Exactly repeat all the records below, omitting the images they hold.

★ ★ ★ ★ ★

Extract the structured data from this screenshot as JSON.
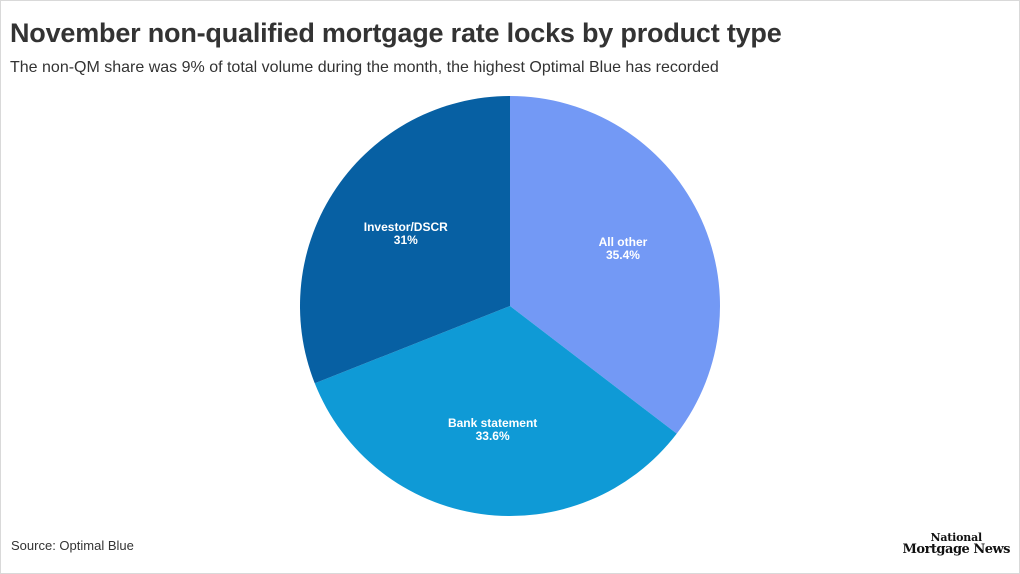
{
  "title": "November non-qualified mortgage rate locks by product type",
  "subtitle": "The non-QM share was 9% of total volume during the month, the highest Optimal Blue has recorded",
  "source": "Source: Optimal Blue",
  "logo": {
    "line1": "National",
    "line2": "Mortgage News"
  },
  "chart_data": {
    "type": "pie",
    "title": "November non-qualified mortgage rate locks by product type",
    "start_angle": "12 o'clock",
    "direction": "clockwise",
    "slices": [
      {
        "label": "All other",
        "value": 35.4,
        "value_label": "35.4%",
        "color": "#7399f5"
      },
      {
        "label": "Bank statement",
        "value": 33.6,
        "value_label": "33.6%",
        "color": "#0f9ad6"
      },
      {
        "label": "Investor/DSCR",
        "value": 31,
        "value_label": "31%",
        "color": "#0760a3"
      }
    ]
  }
}
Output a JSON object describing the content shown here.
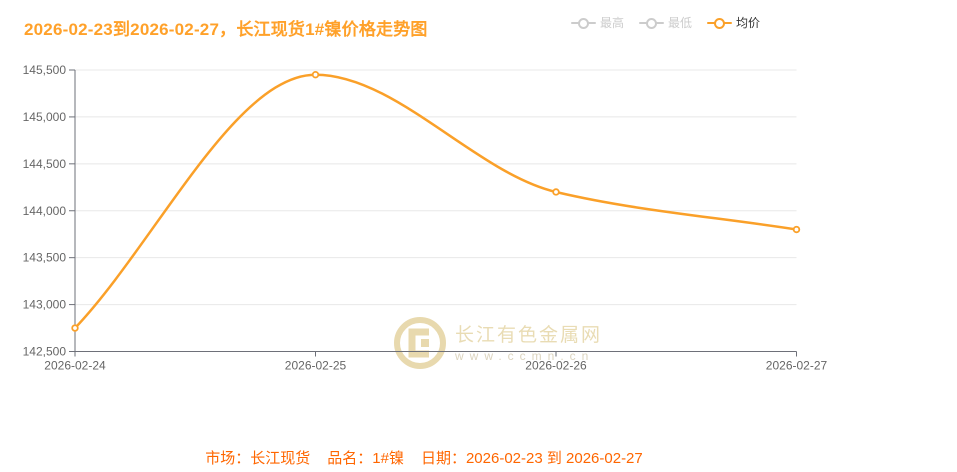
{
  "header": {
    "title": "2026-02-23到2026-02-27，长江现货1#镍价格走势图"
  },
  "legend": {
    "items": [
      {
        "label": "最高",
        "enabled": false
      },
      {
        "label": "最低",
        "enabled": false
      },
      {
        "label": "均价",
        "enabled": true
      }
    ]
  },
  "chart_data": {
    "type": "line",
    "title": "2026-02-23到2026-02-27，长江现货1#镍价格走势图",
    "categories": [
      "2026-02-24",
      "2026-02-25",
      "2026-02-26",
      "2026-02-27"
    ],
    "series": [
      {
        "name": "均价",
        "values": [
          142750,
          145450,
          144200,
          143800
        ],
        "smooth": true,
        "marker": "empty-circle"
      }
    ],
    "hidden_series": [
      "最高",
      "最低"
    ],
    "xlabel": "",
    "ylabel": "",
    "ylim": [
      142500,
      145500
    ],
    "ytick_step": 500,
    "grid": true,
    "legend_position": "top-right"
  },
  "watermark": {
    "brand": "长江有色金属网",
    "url": "www.ccmn.cn"
  },
  "caption": {
    "market": "市场：长江现货",
    "product": "品名：1#镍",
    "date": "日期：2026-02-23 到 2026-02-27"
  },
  "colors": {
    "accent": "#faa029",
    "title": "#ffa12a",
    "caption": "#ff6600",
    "legend_disabled": "#cccccc",
    "grid_line": "#e8e8e8",
    "axis_line": "#6e7079",
    "tick_label": "#666666",
    "watermark": "#e9dcb4"
  }
}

★ ★ ★ ★ ★

**SOLUTION FOR THIS TASK**
Extract the structured data from this screenshot as JSON.
{
  "title": "November non-qualified mortgage rate locks by product type",
  "subtitle": "The non-QM share was 9% of total volume during the month, the highest Optimal Blue has recorded",
  "source": "Source: Optimal Blue",
  "logo": {
    "line1": "National",
    "line2": "Mortgage News"
  },
  "chart_data": {
    "type": "pie",
    "title": "November non-qualified mortgage rate locks by product type",
    "start_angle": "12 o'clock",
    "direction": "clockwise",
    "slices": [
      {
        "label": "All other",
        "value": 35.4,
        "value_label": "35.4%",
        "color": "#7399f5"
      },
      {
        "label": "Bank statement",
        "value": 33.6,
        "value_label": "33.6%",
        "color": "#0f9ad6"
      },
      {
        "label": "Investor/DSCR",
        "value": 31,
        "value_label": "31%",
        "color": "#0760a3"
      }
    ]
  }
}
Output a JSON object describing the content shown here.
{
  "header": {
    "title": "2026-02-23到2026-02-27，长江现货1#镍价格走势图"
  },
  "legend": {
    "items": [
      {
        "label": "最高",
        "enabled": false
      },
      {
        "label": "最低",
        "enabled": false
      },
      {
        "label": "均价",
        "enabled": true
      }
    ]
  },
  "chart_data": {
    "type": "line",
    "title": "2026-02-23到2026-02-27，长江现货1#镍价格走势图",
    "categories": [
      "2026-02-24",
      "2026-02-25",
      "2026-02-26",
      "2026-02-27"
    ],
    "series": [
      {
        "name": "均价",
        "values": [
          142750,
          145450,
          144200,
          143800
        ],
        "smooth": true,
        "marker": "empty-circle"
      }
    ],
    "hidden_series": [
      "最高",
      "最低"
    ],
    "xlabel": "",
    "ylabel": "",
    "ylim": [
      142500,
      145500
    ],
    "ytick_step": 500,
    "grid": true,
    "legend_position": "top-right"
  },
  "watermark": {
    "brand": "长江有色金属网",
    "url": "www.ccmn.cn"
  },
  "caption": {
    "market": "市场：长江现货",
    "product": "品名：1#镍",
    "date": "日期：2026-02-23 到 2026-02-27"
  },
  "colors": {
    "accent": "#faa029",
    "title": "#ffa12a",
    "caption": "#ff6600",
    "legend_disabled": "#cccccc",
    "grid_line": "#e8e8e8",
    "axis_line": "#6e7079",
    "tick_label": "#666666",
    "watermark": "#e9dcb4"
  }
}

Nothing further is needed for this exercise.